# INSTRUCTION
Return the entries below verbatim. Pictures stay out.

# SUPPLIED MATERIAL
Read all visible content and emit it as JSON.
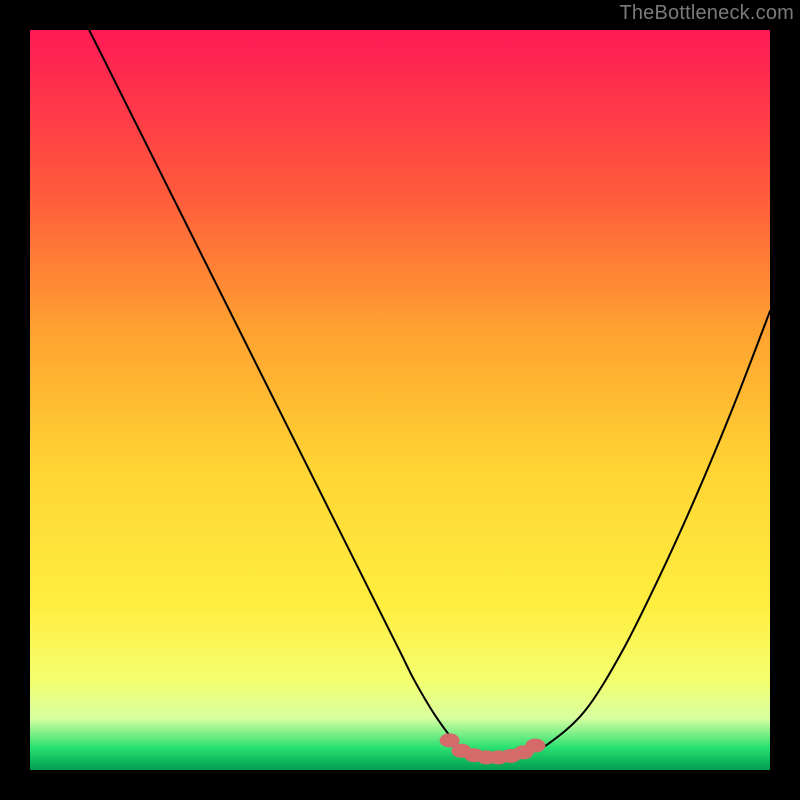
{
  "watermark": "TheBottleneck.com",
  "colors": {
    "page_bg": "#000000",
    "watermark": "#7a7a7a",
    "gradient_top": "#ff1a55",
    "gradient_upper": "#ff5a3c",
    "gradient_mid_upper": "#ffa030",
    "gradient_mid": "#ffd633",
    "gradient_mid_lower": "#ffee40",
    "gradient_lower": "#f4ff70",
    "gradient_band": "#d8ffa0",
    "gradient_bottom": "#28e070",
    "gradient_deep": "#009e50",
    "curve": "#000000",
    "marker_fill": "#d46a6a",
    "marker_stroke": "#c45555"
  },
  "chart_data": {
    "type": "line",
    "title": "",
    "xlabel": "",
    "ylabel": "",
    "xlim": [
      0,
      100
    ],
    "ylim": [
      0,
      100
    ],
    "series": [
      {
        "name": "bottleneck-curve",
        "x": [
          8,
          10,
          15,
          20,
          25,
          30,
          35,
          40,
          45,
          50,
          52,
          55,
          58,
          60,
          62,
          65,
          67,
          70,
          75,
          80,
          85,
          90,
          95,
          100
        ],
        "y": [
          100,
          96,
          86,
          76,
          66,
          56,
          46,
          36,
          26,
          16,
          12,
          7,
          3.2,
          2.2,
          1.8,
          1.8,
          2.2,
          3.5,
          8,
          16,
          26,
          37,
          49,
          62
        ]
      }
    ],
    "markers": {
      "name": "highlight-points",
      "x": [
        56.7,
        58.3,
        60.0,
        61.7,
        63.3,
        65.0,
        66.7,
        68.3
      ],
      "y": [
        4.0,
        2.6,
        2.0,
        1.7,
        1.7,
        1.9,
        2.4,
        3.3
      ]
    }
  }
}
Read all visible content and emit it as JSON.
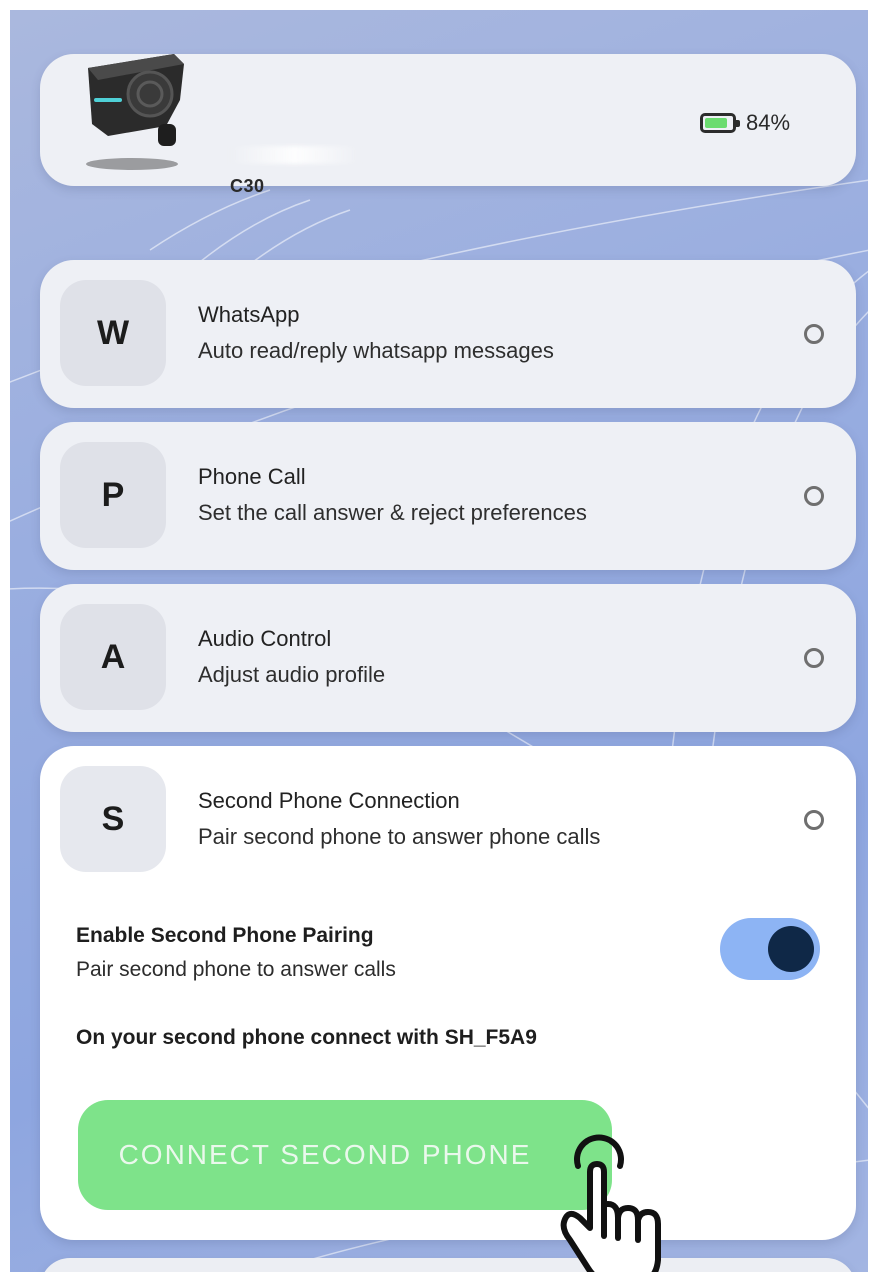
{
  "device": {
    "model": "C30",
    "battery_percent": 84,
    "battery_label": "84%",
    "battery_color": "#6bdc6f"
  },
  "features": [
    {
      "letter": "W",
      "title": "WhatsApp",
      "description": "Auto read/reply whatsapp messages"
    },
    {
      "letter": "P",
      "title": "Phone Call",
      "description": "Set the call answer & reject preferences"
    },
    {
      "letter": "A",
      "title": "Audio Control",
      "description": "Adjust audio profile"
    },
    {
      "letter": "S",
      "title": "Second Phone Connection",
      "description": "Pair second phone to answer phone calls"
    }
  ],
  "second_phone": {
    "enable_title": "Enable Second Phone Pairing",
    "enable_description": "Pair second phone to answer calls",
    "enabled": true,
    "connect_info": "On your second phone connect with SH_F5A9",
    "connect_button_label": "CONNECT SECOND PHONE"
  },
  "colors": {
    "toggle_track": "#8db4f4",
    "toggle_knob": "#0f2847",
    "connect_button": "#7ee38a",
    "background": "#9aaee0"
  },
  "icons": {
    "device": "headset-device-icon",
    "battery": "battery-icon",
    "radio": "radio-button-icon",
    "cursor": "hand-pointer-icon"
  }
}
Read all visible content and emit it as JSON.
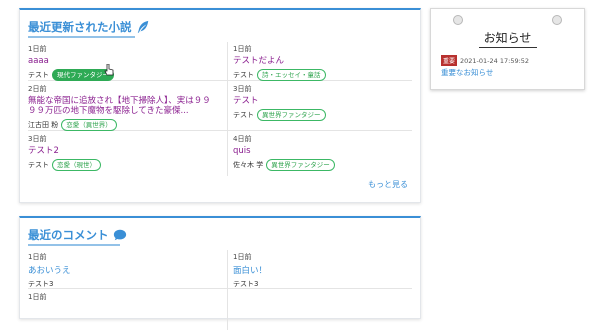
{
  "novels": {
    "title": "最近更新された小説",
    "more_label": "もっと見る",
    "items": [
      {
        "time": "1日前",
        "title": "aaaa",
        "author": "テスト",
        "tag": "現代ファンタジー",
        "tag_filled": true
      },
      {
        "time": "1日前",
        "title": "テストだよん",
        "author": "テスト",
        "tag": "詩・エッセイ・童話"
      },
      {
        "time": "2日前",
        "title": "無能な帝国に追放され【地下掃除人】、実は９９９９万匹の地下魔物を駆除してきた豪傑...",
        "author": "江古田 粉",
        "tag": "恋愛（異世界）"
      },
      {
        "time": "3日前",
        "title": "テスト",
        "author": "テスト",
        "tag": "異世界ファンタジー"
      },
      {
        "time": "3日前",
        "title": "テスト2",
        "author": "テスト",
        "tag": "恋愛（現世）"
      },
      {
        "time": "4日前",
        "title": "quis",
        "author": "佐々木 学",
        "tag": "異世界ファンタジー"
      }
    ]
  },
  "comments": {
    "title": "最近のコメント",
    "items": [
      {
        "time": "1日前",
        "text": "あおいうえ",
        "author": "テスト3"
      },
      {
        "time": "1日前",
        "text": "面白い！",
        "author": "テスト3"
      },
      {
        "time": "1日前"
      }
    ]
  },
  "notice": {
    "title": "お知らせ",
    "badge": "重要",
    "datetime": "2021-01-24 17:59:52",
    "link": "重要なお知らせ"
  }
}
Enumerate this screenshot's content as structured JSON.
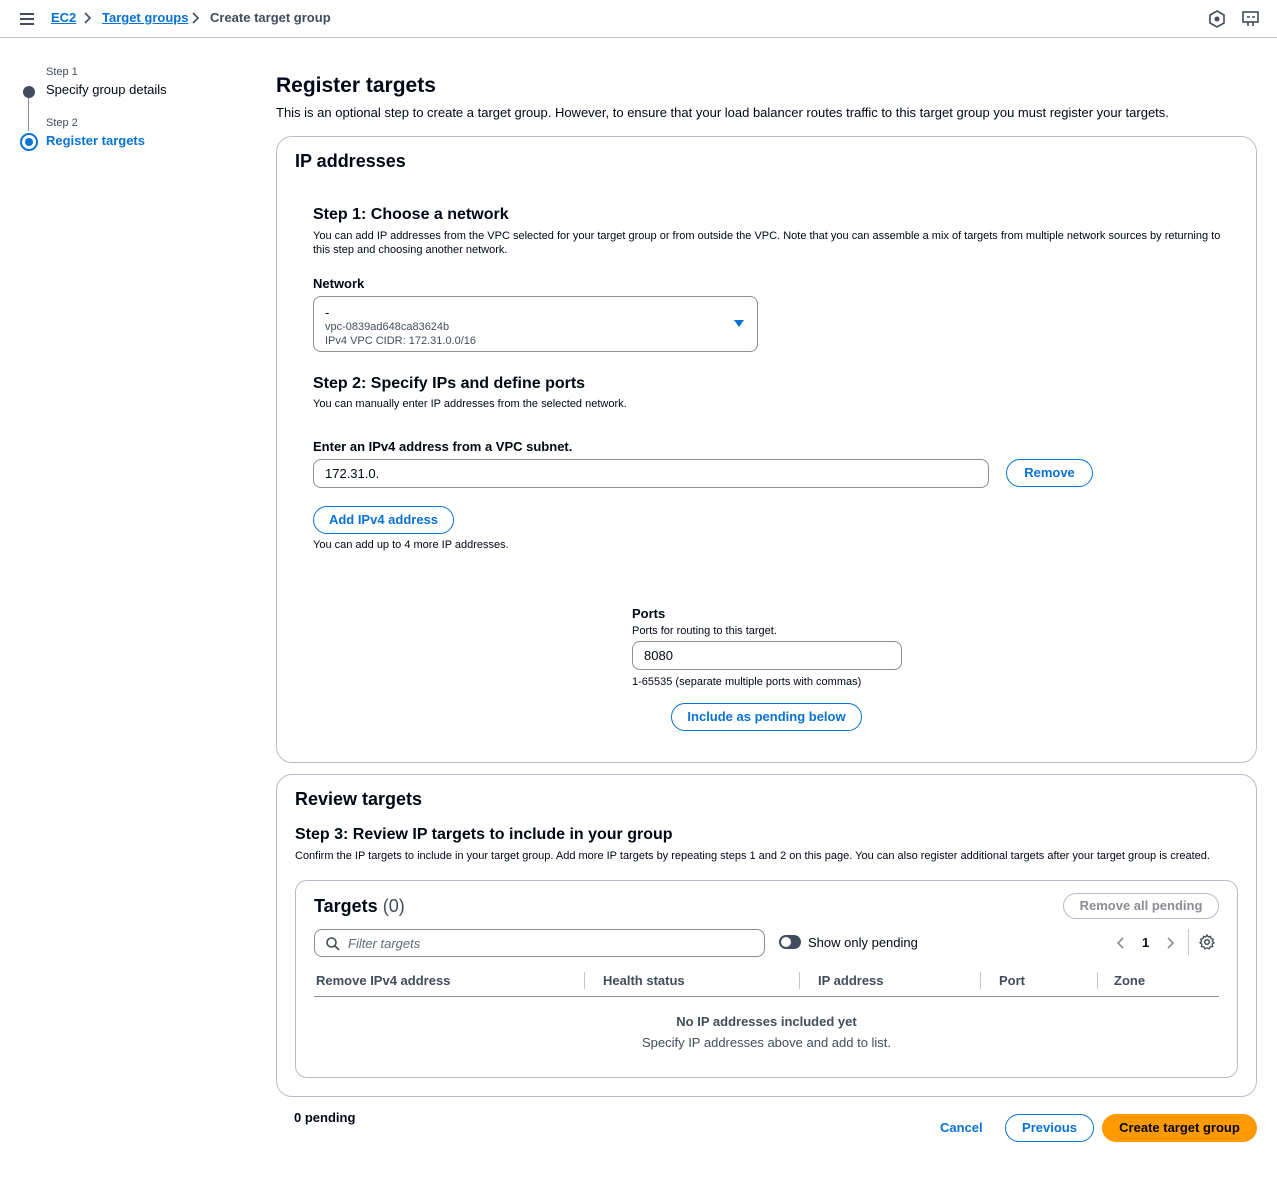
{
  "breadcrumb": {
    "items": [
      "EC2",
      "Target groups"
    ],
    "current": "Create target group"
  },
  "steps": [
    {
      "label": "Step 1",
      "name": "Specify group details"
    },
    {
      "label": "Step 2",
      "name": "Register targets"
    }
  ],
  "page": {
    "title": "Register targets",
    "description": "This is an optional step to create a target group. However, to ensure that your load balancer routes traffic to this target group you must register your targets."
  },
  "ip_card": {
    "title": "IP addresses",
    "step1": {
      "title": "Step 1: Choose a network",
      "description": "You can add IP addresses from the VPC selected for your target group or from outside the VPC. Note that you can assemble a mix of targets from multiple network sources by returning to this step and choosing another network."
    },
    "network": {
      "label": "Network",
      "selected_name": "-",
      "selected_vpc": "vpc-0839ad648ca83624b",
      "selected_cidr": "IPv4 VPC CIDR: 172.31.0.0/16"
    },
    "step2": {
      "title": "Step 2: Specify IPs and define ports",
      "description": "You can manually enter IP addresses from the selected network."
    },
    "ipv4": {
      "label": "Enter an IPv4 address from a VPC subnet.",
      "value": "172.31.0.",
      "remove_label": "Remove",
      "add_label": "Add IPv4 address",
      "hint": "You can add up to 4 more IP addresses."
    },
    "ports": {
      "label": "Ports",
      "description": "Ports for routing to this target.",
      "value": "8080",
      "constraint": "1-65535 (separate multiple ports with commas)",
      "include_label": "Include as pending below"
    }
  },
  "review_card": {
    "title": "Review targets",
    "step3_title": "Step 3: Review IP targets to include in your group",
    "step3_description": "Confirm the IP targets to include in your target group. Add more IP targets by repeating steps 1 and 2 on this page. You can also register additional targets after your target group is created.",
    "table": {
      "title": "Targets",
      "count": "(0)",
      "remove_all_label": "Remove all pending",
      "filter_placeholder": "Filter targets",
      "toggle_label": "Show only pending",
      "page": "1",
      "columns": [
        "Remove IPv4 address",
        "Health status",
        "IP address",
        "Port",
        "Zone"
      ],
      "empty_title": "No IP addresses included yet",
      "empty_description": "Specify IP addresses above and add to list."
    }
  },
  "footer": {
    "pending": "0 pending",
    "cancel": "Cancel",
    "previous": "Previous",
    "create": "Create target group"
  },
  "colors": {
    "link": "#0972d3",
    "primary": "#ff9900",
    "border": "#b6bec9"
  }
}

# WRITTEN ANSWER
Read all visible content and emit it as JSON.
{
  "watermark": "TheBottleneck.com",
  "colors": {
    "page_bg": "#000000",
    "watermark": "#7a7a7a",
    "gradient_top": "#ff1a55",
    "gradient_upper": "#ff5a3c",
    "gradient_mid_upper": "#ffa030",
    "gradient_mid": "#ffd633",
    "gradient_mid_lower": "#ffee40",
    "gradient_lower": "#f4ff70",
    "gradient_band": "#d8ffa0",
    "gradient_bottom": "#28e070",
    "gradient_deep": "#009e50",
    "curve": "#000000",
    "marker_fill": "#d46a6a",
    "marker_stroke": "#c45555"
  },
  "chart_data": {
    "type": "line",
    "title": "",
    "xlabel": "",
    "ylabel": "",
    "xlim": [
      0,
      100
    ],
    "ylim": [
      0,
      100
    ],
    "series": [
      {
        "name": "bottleneck-curve",
        "x": [
          8,
          10,
          15,
          20,
          25,
          30,
          35,
          40,
          45,
          50,
          52,
          55,
          58,
          60,
          62,
          65,
          67,
          70,
          75,
          80,
          85,
          90,
          95,
          100
        ],
        "y": [
          100,
          96,
          86,
          76,
          66,
          56,
          46,
          36,
          26,
          16,
          12,
          7,
          3.2,
          2.2,
          1.8,
          1.8,
          2.2,
          3.5,
          8,
          16,
          26,
          37,
          49,
          62
        ]
      }
    ],
    "markers": {
      "name": "highlight-points",
      "x": [
        56.7,
        58.3,
        60.0,
        61.7,
        63.3,
        65.0,
        66.7,
        68.3
      ],
      "y": [
        4.0,
        2.6,
        2.0,
        1.7,
        1.7,
        1.9,
        2.4,
        3.3
      ]
    }
  }
}
Read all visible content and emit it as JSON.
{
  "device": {
    "model": "C30",
    "battery_percent": 84,
    "battery_label": "84%",
    "battery_color": "#6bdc6f"
  },
  "features": [
    {
      "letter": "W",
      "title": "WhatsApp",
      "description": "Auto read/reply whatsapp messages"
    },
    {
      "letter": "P",
      "title": "Phone Call",
      "description": "Set the call answer & reject preferences"
    },
    {
      "letter": "A",
      "title": "Audio Control",
      "description": "Adjust audio profile"
    },
    {
      "letter": "S",
      "title": "Second Phone Connection",
      "description": "Pair second phone to answer phone calls"
    }
  ],
  "second_phone": {
    "enable_title": "Enable Second Phone Pairing",
    "enable_description": "Pair second phone to answer calls",
    "enabled": true,
    "connect_info": "On your second phone connect with SH_F5A9",
    "connect_button_label": "CONNECT SECOND PHONE"
  },
  "colors": {
    "toggle_track": "#8db4f4",
    "toggle_knob": "#0f2847",
    "connect_button": "#7ee38a",
    "background": "#9aaee0"
  },
  "icons": {
    "device": "headset-device-icon",
    "battery": "battery-icon",
    "radio": "radio-button-icon",
    "cursor": "hand-pointer-icon"
  }
}
Read all visible content and emit it as JSON.
{
  "novels": {
    "title": "最近更新された小説",
    "more_label": "もっと見る",
    "items": [
      {
        "time": "1日前",
        "title": "aaaa",
        "author": "テスト",
        "tag": "現代ファンタジー",
        "tag_filled": true
      },
      {
        "time": "1日前",
        "title": "テストだよん",
        "author": "テスト",
        "tag": "詩・エッセイ・童話"
      },
      {
        "time": "2日前",
        "title": "無能な帝国に追放され【地下掃除人】、実は９９９９万匹の地下魔物を駆除してきた豪傑...",
        "author": "江古田 粉",
        "tag": "恋愛（異世界）"
      },
      {
        "time": "3日前",
        "title": "テスト",
        "author": "テスト",
        "tag": "異世界ファンタジー"
      },
      {
        "time": "3日前",
        "title": "テスト2",
        "author": "テスト",
        "tag": "恋愛（現世）"
      },
      {
        "time": "4日前",
        "title": "quis",
        "author": "佐々木 学",
        "tag": "異世界ファンタジー"
      }
    ]
  },
  "comments": {
    "title": "最近のコメント",
    "items": [
      {
        "time": "1日前",
        "text": "あおいうえ",
        "author": "テスト3"
      },
      {
        "time": "1日前",
        "text": "面白い！",
        "author": "テスト3"
      },
      {
        "time": "1日前"
      }
    ]
  },
  "notice": {
    "title": "お知らせ",
    "badge": "重要",
    "datetime": "2021-01-24 17:59:52",
    "link": "重要なお知らせ"
  }
}
Enumerate this screenshot's content as structured JSON.
{
  "breadcrumb": {
    "items": [
      "EC2",
      "Target groups"
    ],
    "current": "Create target group"
  },
  "steps": [
    {
      "label": "Step 1",
      "name": "Specify group details"
    },
    {
      "label": "Step 2",
      "name": "Register targets"
    }
  ],
  "page": {
    "title": "Register targets",
    "description": "This is an optional step to create a target group. However, to ensure that your load balancer routes traffic to this target group you must register your targets."
  },
  "ip_card": {
    "title": "IP addresses",
    "step1": {
      "title": "Step 1: Choose a network",
      "description": "You can add IP addresses from the VPC selected for your target group or from outside the VPC. Note that you can assemble a mix of targets from multiple network sources by returning to this step and choosing another network."
    },
    "network": {
      "label": "Network",
      "selected_name": "-",
      "selected_vpc": "vpc-0839ad648ca83624b",
      "selected_cidr": "IPv4 VPC CIDR: 172.31.0.0/16"
    },
    "step2": {
      "title": "Step 2: Specify IPs and define ports",
      "description": "You can manually enter IP addresses from the selected network."
    },
    "ipv4": {
      "label": "Enter an IPv4 address from a VPC subnet.",
      "value": "172.31.0.",
      "remove_label": "Remove",
      "add_label": "Add IPv4 address",
      "hint": "You can add up to 4 more IP addresses."
    },
    "ports": {
      "label": "Ports",
      "description": "Ports for routing to this target.",
      "value": "8080",
      "constraint": "1-65535 (separate multiple ports with commas)",
      "include_label": "Include as pending below"
    }
  },
  "review_card": {
    "title": "Review targets",
    "step3_title": "Step 3: Review IP targets to include in your group",
    "step3_description": "Confirm the IP targets to include in your target group. Add more IP targets by repeating steps 1 and 2 on this page. You can also register additional targets after your target group is created.",
    "table": {
      "title": "Targets",
      "count": "(0)",
      "remove_all_label": "Remove all pending",
      "filter_placeholder": "Filter targets",
      "toggle_label": "Show only pending",
      "page": "1",
      "columns": [
        "Remove IPv4 address",
        "Health status",
        "IP address",
        "Port",
        "Zone"
      ],
      "empty_title": "No IP addresses included yet",
      "empty_description": "Specify IP addresses above and add to list."
    }
  },
  "footer": {
    "pending": "0 pending",
    "cancel": "Cancel",
    "previous": "Previous",
    "create": "Create target group"
  },
  "colors": {
    "link": "#0972d3",
    "primary": "#ff9900",
    "border": "#b6bec9"
  }
}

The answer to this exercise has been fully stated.